— BEGIN —
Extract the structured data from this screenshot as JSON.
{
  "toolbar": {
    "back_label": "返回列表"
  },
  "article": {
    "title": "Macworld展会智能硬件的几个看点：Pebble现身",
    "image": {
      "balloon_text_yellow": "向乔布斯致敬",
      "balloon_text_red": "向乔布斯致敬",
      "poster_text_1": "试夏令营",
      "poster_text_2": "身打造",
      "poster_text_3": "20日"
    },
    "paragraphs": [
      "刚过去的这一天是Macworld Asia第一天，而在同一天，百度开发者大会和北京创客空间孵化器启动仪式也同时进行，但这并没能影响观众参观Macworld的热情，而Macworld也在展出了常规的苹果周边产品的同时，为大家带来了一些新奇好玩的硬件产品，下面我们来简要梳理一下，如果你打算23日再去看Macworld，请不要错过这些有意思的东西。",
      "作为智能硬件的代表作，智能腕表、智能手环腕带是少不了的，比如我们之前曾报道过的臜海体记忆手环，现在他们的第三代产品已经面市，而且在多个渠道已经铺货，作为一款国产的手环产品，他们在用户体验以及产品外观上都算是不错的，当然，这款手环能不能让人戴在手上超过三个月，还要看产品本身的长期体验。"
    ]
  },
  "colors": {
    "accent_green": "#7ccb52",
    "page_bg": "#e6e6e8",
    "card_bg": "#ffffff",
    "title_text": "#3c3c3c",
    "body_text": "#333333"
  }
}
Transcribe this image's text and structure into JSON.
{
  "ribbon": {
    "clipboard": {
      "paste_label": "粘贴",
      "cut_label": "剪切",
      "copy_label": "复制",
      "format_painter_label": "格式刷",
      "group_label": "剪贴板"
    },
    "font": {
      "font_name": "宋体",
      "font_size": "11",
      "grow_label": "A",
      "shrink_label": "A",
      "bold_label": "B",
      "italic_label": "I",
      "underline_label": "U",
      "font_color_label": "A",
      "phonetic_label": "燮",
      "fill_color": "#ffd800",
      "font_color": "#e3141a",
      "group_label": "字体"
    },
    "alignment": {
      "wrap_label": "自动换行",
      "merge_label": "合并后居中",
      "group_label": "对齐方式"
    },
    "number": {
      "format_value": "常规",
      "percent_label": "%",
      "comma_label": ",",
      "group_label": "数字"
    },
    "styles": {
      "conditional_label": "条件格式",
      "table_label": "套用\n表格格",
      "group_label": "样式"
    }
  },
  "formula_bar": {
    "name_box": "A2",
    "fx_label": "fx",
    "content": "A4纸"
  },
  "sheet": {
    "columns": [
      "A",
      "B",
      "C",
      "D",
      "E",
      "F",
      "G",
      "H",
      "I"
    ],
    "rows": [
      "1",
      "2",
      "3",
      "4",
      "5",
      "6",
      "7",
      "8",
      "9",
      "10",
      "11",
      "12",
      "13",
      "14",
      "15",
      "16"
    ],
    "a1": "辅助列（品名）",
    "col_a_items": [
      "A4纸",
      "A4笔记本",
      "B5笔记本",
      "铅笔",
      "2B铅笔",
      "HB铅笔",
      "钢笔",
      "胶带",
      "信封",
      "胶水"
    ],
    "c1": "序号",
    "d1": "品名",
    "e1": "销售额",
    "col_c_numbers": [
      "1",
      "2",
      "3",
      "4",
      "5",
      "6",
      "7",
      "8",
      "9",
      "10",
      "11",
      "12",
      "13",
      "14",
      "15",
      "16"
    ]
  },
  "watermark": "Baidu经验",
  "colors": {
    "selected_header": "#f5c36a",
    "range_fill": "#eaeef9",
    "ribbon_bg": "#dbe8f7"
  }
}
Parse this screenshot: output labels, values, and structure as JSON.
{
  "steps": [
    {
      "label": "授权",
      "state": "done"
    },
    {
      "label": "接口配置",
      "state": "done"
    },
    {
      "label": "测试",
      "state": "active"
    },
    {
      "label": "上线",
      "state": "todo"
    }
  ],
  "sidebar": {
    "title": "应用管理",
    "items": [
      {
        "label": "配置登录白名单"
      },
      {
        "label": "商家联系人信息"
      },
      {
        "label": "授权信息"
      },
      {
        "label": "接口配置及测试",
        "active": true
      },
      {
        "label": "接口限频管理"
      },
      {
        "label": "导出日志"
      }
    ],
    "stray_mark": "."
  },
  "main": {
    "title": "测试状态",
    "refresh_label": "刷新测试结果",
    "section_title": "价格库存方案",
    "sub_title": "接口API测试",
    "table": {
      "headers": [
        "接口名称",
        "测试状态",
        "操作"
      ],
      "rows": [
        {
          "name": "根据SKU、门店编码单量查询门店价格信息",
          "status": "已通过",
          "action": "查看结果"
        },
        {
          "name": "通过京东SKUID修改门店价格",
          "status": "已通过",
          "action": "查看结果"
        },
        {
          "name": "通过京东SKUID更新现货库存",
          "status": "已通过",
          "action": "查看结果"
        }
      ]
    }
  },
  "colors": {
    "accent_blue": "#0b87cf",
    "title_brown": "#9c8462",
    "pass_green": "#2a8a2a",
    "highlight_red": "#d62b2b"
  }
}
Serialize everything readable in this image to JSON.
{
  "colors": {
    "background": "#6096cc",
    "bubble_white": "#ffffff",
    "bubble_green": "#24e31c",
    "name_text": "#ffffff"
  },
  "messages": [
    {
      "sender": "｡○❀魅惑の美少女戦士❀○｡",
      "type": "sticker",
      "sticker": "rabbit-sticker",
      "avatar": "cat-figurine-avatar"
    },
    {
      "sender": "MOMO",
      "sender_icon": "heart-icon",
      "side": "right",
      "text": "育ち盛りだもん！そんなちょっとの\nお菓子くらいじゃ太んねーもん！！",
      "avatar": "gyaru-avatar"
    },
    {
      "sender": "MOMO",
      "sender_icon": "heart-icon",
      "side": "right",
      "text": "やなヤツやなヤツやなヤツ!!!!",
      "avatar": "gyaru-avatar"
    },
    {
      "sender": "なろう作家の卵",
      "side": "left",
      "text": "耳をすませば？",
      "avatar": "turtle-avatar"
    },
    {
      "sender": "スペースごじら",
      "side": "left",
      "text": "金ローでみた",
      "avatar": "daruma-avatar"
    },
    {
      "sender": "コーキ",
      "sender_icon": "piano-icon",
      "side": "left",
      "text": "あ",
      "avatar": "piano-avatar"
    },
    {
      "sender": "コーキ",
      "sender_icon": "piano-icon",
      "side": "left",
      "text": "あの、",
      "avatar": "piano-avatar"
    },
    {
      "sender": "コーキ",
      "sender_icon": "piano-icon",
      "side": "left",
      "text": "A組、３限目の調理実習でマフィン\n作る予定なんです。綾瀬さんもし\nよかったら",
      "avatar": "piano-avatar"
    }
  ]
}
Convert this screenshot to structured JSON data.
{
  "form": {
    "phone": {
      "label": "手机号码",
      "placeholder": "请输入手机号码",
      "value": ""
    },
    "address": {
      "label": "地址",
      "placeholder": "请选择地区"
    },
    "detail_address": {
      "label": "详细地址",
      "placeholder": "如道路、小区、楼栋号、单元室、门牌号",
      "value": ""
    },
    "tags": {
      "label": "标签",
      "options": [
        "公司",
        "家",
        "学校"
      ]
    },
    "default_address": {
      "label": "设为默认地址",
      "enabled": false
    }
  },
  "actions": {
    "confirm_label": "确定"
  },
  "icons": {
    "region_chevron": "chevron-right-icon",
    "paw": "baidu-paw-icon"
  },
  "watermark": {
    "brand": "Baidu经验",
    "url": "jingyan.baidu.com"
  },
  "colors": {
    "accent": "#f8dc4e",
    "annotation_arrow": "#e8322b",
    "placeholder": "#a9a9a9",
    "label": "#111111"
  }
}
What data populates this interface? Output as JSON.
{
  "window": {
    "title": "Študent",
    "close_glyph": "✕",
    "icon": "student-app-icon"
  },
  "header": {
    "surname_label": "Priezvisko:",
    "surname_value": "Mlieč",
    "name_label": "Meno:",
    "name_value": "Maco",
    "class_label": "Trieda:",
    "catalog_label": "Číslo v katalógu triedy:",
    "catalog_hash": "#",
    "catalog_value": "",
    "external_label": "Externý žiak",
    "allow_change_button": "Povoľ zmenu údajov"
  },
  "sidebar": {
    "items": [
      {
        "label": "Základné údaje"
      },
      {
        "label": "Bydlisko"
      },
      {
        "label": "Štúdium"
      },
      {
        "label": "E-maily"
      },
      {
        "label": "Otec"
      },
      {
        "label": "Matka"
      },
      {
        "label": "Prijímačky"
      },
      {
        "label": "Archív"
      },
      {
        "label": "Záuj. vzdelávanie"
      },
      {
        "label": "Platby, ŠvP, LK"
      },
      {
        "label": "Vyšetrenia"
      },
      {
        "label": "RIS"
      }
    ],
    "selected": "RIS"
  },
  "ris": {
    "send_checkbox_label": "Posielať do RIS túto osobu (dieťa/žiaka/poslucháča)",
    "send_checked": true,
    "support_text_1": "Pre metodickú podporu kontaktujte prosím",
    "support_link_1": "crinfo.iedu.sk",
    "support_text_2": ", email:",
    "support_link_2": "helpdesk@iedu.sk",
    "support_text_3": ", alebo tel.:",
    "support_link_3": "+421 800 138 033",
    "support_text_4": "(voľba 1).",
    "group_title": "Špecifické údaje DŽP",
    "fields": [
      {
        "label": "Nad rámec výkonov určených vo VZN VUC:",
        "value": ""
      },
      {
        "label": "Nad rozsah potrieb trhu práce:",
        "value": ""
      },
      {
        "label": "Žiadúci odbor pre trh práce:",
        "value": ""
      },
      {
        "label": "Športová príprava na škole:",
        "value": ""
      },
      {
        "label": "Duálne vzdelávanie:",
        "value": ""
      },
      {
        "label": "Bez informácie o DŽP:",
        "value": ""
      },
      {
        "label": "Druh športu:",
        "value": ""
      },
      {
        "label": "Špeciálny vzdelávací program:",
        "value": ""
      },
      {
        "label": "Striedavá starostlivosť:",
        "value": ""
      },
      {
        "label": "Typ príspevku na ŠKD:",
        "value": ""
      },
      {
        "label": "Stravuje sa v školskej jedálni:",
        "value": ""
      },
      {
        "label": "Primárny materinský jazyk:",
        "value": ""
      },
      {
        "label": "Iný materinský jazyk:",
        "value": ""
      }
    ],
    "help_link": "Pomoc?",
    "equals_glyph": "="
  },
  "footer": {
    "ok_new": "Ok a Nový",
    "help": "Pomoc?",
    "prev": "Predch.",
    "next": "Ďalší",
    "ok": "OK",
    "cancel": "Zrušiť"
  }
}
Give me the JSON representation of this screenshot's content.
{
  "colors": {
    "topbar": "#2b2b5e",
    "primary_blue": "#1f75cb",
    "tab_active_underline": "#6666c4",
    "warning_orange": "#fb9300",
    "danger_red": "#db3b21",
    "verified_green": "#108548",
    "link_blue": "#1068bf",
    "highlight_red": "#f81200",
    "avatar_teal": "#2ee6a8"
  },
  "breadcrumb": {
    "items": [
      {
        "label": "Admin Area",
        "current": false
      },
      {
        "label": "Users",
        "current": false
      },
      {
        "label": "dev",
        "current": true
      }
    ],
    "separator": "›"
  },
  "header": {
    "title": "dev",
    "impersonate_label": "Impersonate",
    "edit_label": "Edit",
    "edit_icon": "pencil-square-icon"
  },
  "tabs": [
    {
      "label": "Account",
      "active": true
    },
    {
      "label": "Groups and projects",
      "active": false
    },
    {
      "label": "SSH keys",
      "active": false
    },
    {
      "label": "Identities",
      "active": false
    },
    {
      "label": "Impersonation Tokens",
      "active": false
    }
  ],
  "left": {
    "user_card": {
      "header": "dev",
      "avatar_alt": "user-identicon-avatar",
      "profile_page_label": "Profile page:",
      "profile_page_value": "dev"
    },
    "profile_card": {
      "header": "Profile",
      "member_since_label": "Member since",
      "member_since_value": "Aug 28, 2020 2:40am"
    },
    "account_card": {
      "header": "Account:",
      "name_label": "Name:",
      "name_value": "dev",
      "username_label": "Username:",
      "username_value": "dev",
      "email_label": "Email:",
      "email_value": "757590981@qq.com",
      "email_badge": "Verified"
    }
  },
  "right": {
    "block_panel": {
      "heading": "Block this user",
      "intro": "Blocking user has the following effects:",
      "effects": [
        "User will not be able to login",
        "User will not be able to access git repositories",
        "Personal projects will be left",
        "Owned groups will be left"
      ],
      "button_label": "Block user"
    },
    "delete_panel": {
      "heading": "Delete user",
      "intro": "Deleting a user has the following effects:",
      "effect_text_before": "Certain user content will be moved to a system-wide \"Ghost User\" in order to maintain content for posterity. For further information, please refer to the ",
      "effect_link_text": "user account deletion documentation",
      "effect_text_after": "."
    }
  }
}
— END —
| Task requirements |
Copy out each line of the data where the string "heading" appears.

| Answer to the problem |
      "heading": "Block this user",
      "heading": "Delete user",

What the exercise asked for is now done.